* _YOUR OBJECTIVE_
Without the pictures, write out all the lines below exactly as they appear.

[Dataset rows]
§ §

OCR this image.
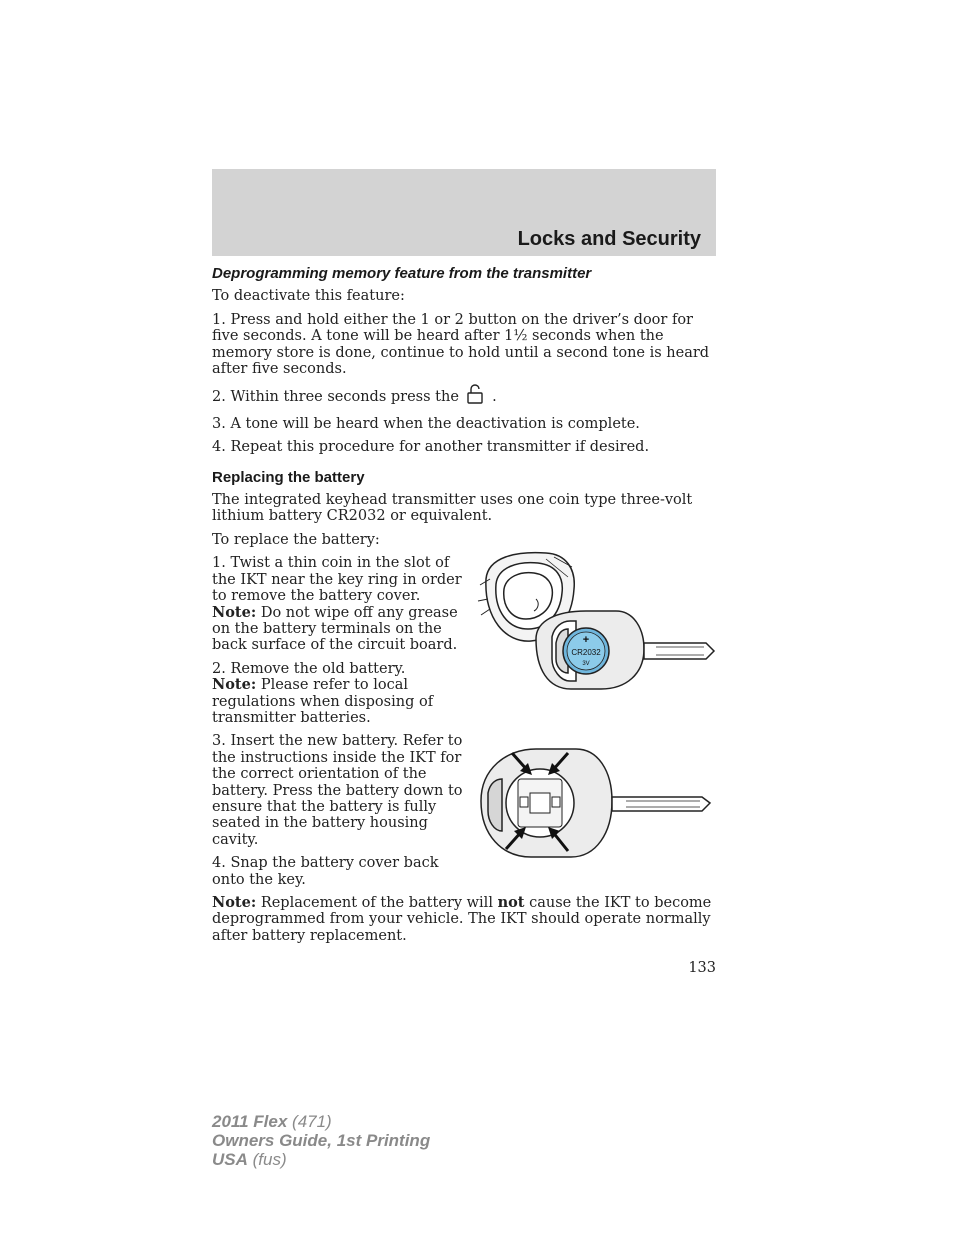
Locks and Security
Deprogramming memory feature from the transmitter

To deactivate this feature:

1. Press and hold either the 1 or 2 button on the driver’s door for five seconds. A tone will be heard after 1½ seconds when the memory store is done, continue to hold until a second tone is heard after five seconds.

2. Within three seconds press the .

3. A tone will be heard when the deactivation is complete.

4. Repeat this procedure for another transmitter if desired.

Replacing the battery

The integrated keyhead transmitter uses one coin type three-volt lithium battery CR2032 or equivalent.

To replace the battery:

1. Twist a thin coin in the slot of the IKT near the key ring in order to remove the battery cover.
Note: Do not wipe off any grease on the battery terminals on the back surface of the circuit board.

2. Remove the old battery.
Note: Please refer to local regulations when disposing of transmitter batteries.

3. Insert the new battery. Refer to the instructions inside the IKT for the correct orientation of the battery. Press the battery down to ensure that the battery is fully seated in the battery housing cavity.

4. Snap the battery cover back onto the key.

+
CR2032
3V

Note: Replacement of the battery will not cause the IKT to become deprogrammed from your vehicle. The IKT should operate normally after battery replacement.

133
2011 Flex (471)
Owners Guide, 1st Printing
USA (fus)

§ §

* _WRITTEN ANSWER_
OCR this image.
Locks and Security
Deprogramming memory feature from the transmitter

To deactivate this feature:

1. Press and hold either the 1 or 2 button on the driver’s door for five seconds. A tone will be heard after 1½ seconds when the memory store is done, continue to hold until a second tone is heard after five seconds.

2. Within three seconds press the .

3. A tone will be heard when the deactivation is complete.

4. Repeat this procedure for another transmitter if desired.

Replacing the battery

The integrated keyhead transmitter uses one coin type three-volt lithium battery CR2032 or equivalent.

To replace the battery:

1. Twist a thin coin in the slot of the IKT near the key ring in order to remove the battery cover.
Note: Do not wipe off any grease on the battery terminals on the back surface of the circuit board.

2. Remove the old battery.
Note: Please refer to local regulations when disposing of transmitter batteries.

3. Insert the new battery. Refer to the instructions inside the IKT for the correct orientation of the battery. Press the battery down to ensure that the battery is fully seated in the battery housing cavity.

4. Snap the battery cover back onto the key.

+
CR2032
3V

Note: Replacement of the battery will not cause the IKT to become deprogrammed from your vehicle. The IKT should operate normally after battery replacement.

133
2011 Flex (471)
Owners Guide, 1st Printing
USA (fus)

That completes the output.